%%

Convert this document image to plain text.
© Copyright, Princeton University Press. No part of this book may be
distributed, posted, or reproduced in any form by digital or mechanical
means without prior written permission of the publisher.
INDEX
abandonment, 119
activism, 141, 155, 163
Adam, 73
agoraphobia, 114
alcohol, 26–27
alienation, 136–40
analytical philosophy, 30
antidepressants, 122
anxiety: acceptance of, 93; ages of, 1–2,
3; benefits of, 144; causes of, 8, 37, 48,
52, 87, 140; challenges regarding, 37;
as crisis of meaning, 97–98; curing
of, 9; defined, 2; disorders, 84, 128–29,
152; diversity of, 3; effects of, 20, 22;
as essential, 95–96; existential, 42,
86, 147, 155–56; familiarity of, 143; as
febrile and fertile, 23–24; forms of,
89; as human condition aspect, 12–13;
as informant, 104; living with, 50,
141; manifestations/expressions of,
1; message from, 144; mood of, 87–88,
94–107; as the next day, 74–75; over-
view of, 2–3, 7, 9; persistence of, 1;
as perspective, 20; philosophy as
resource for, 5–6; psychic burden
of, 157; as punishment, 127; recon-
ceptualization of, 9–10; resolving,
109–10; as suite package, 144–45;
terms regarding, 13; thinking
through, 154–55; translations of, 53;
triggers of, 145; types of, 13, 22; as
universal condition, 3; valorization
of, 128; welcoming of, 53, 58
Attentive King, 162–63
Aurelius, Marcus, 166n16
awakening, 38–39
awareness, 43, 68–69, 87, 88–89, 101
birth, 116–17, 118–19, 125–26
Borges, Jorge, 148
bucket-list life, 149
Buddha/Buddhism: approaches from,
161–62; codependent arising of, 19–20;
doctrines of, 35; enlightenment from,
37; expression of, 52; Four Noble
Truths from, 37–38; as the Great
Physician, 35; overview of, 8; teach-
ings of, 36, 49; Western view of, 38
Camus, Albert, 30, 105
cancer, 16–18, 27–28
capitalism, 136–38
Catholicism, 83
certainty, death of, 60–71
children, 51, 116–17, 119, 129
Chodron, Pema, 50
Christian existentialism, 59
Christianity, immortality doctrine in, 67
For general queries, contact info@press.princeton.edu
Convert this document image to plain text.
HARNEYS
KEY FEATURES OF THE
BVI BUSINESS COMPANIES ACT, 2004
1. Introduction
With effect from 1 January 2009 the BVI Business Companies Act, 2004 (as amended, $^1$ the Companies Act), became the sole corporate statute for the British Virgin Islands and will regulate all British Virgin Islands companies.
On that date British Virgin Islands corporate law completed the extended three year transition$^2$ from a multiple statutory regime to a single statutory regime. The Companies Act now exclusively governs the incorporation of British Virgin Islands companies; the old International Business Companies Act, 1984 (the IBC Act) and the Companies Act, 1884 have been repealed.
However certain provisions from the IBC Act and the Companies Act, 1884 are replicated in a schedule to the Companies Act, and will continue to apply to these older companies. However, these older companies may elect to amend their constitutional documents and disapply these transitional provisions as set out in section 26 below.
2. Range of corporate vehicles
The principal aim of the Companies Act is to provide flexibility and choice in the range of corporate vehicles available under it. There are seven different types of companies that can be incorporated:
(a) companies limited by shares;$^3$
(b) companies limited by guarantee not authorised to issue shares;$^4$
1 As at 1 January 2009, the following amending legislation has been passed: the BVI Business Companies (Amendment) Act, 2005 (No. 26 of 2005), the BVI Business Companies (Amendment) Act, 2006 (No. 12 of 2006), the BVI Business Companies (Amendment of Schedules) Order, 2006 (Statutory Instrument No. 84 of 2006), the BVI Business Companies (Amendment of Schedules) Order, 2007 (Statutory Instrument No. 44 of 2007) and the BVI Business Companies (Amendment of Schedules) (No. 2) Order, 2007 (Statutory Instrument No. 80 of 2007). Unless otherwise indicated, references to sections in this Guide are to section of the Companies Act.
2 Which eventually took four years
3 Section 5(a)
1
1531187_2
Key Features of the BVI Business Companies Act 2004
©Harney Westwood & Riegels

%%

● What is expected:
Some lines of the data may hold the word "philosophy". Say how many do, with nothing else.

● Response to the task:
2